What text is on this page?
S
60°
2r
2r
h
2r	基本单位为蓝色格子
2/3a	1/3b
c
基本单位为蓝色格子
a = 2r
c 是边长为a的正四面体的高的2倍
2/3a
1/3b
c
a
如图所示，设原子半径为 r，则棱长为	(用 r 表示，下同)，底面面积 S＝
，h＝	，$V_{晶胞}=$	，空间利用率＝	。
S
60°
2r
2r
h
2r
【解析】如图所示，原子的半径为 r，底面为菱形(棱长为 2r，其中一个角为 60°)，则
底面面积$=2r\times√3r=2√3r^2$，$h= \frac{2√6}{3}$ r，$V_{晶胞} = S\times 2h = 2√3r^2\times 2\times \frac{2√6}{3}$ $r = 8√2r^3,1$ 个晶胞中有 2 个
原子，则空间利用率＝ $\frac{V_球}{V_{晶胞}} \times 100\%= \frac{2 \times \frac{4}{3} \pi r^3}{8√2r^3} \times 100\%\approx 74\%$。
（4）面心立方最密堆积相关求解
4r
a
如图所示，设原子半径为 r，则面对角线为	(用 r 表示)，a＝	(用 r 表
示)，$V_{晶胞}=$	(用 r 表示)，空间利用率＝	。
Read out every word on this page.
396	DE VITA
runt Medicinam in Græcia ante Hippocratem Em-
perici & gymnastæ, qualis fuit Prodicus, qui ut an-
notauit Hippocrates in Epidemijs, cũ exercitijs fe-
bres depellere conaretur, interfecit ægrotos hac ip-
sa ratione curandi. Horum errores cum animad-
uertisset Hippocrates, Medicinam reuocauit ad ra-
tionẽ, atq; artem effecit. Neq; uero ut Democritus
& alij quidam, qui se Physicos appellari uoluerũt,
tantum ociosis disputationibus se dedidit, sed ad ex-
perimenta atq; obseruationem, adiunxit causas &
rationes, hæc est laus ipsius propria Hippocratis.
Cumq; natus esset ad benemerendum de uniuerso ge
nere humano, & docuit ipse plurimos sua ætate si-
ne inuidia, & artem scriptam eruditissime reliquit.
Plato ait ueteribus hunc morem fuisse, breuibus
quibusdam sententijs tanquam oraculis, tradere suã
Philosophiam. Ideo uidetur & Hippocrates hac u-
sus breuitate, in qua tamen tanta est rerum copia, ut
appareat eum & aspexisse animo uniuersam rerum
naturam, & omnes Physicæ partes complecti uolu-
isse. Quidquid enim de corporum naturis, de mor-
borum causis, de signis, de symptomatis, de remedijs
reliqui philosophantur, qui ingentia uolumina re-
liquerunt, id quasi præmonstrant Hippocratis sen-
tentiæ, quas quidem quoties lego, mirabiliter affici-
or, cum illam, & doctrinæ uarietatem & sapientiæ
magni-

++++++++

§ Exercise instructions: Return each entry from the material above exactly as it appears.

§ Result:
What text is on this page?
S
60°
2r
2r
h
2r	基本单位为蓝色格子
2/3a	1/3b
c
基本单位为蓝色格子
a = 2r
c 是边长为a的正四面体的高的2倍
2/3a
1/3b
c
a
如图所示，设原子半径为 r，则棱长为	(用 r 表示，下同)，底面面积 S＝
，h＝	，$V_{晶胞}=$	，空间利用率＝	。
S
60°
2r
2r
h
2r
【解析】如图所示，原子的半径为 r，底面为菱形(棱长为 2r，其中一个角为 60°)，则
底面面积$=2r\times√3r=2√3r^2$，$h= \frac{2√6}{3}$ r，$V_{晶胞} = S\times 2h = 2√3r^2\times 2\times \frac{2√6}{3}$ $r = 8√2r^3,1$ 个晶胞中有 2 个
原子，则空间利用率＝ $\frac{V_球}{V_{晶胞}} \times 100\%= \frac{2 \times \frac{4}{3} \pi r^3}{8√2r^3} \times 100\%\approx 74\%$。
（4）面心立方最密堆积相关求解
4r
a
如图所示，设原子半径为 r，则面对角线为	(用 r 表示)，a＝	(用 r 表
示)，$V_{晶胞}=$	(用 r 表示)，空间利用率＝	。
Read out every word on this page.
396	DE VITA
runt Medicinam in Græcia ante Hippocratem Em-
perici & gymnastæ, qualis fuit Prodicus, qui ut an-
notauit Hippocrates in Epidemijs, cũ exercitijs fe-
bres depellere conaretur, interfecit ægrotos hac ip-
sa ratione curandi. Horum errores cum animad-
uertisset Hippocrates, Medicinam reuocauit ad ra-
tionẽ, atq; artem effecit. Neq; uero ut Democritus
& alij quidam, qui se Physicos appellari uoluerũt,
tantum ociosis disputationibus se dedidit, sed ad ex-
perimenta atq; obseruationem, adiunxit causas &
rationes, hæc est laus ipsius propria Hippocratis.
Cumq; natus esset ad benemerendum de uniuerso ge
nere humano, & docuit ipse plurimos sua ætate si-
ne inuidia, & artem scriptam eruditissime reliquit.
Plato ait ueteribus hunc morem fuisse, breuibus
quibusdam sententijs tanquam oraculis, tradere suã
Philosophiam. Ideo uidetur & Hippocrates hac u-
sus breuitate, in qua tamen tanta est rerum copia, ut
appareat eum & aspexisse animo uniuersam rerum
naturam, & omnes Physicæ partes complecti uolu-
isse. Quidquid enim de corporum naturis, de mor-
borum causis, de signis, de symptomatis, de remedijs
reliqui philosophantur, qui ingentia uolumina re-
liquerunt, id quasi præmonstrant Hippocratis sen-
tentiæ, quas quidem quoties lego, mirabiliter affici-
or, cum illam, & doctrinæ uarietatem & sapientiæ
magni-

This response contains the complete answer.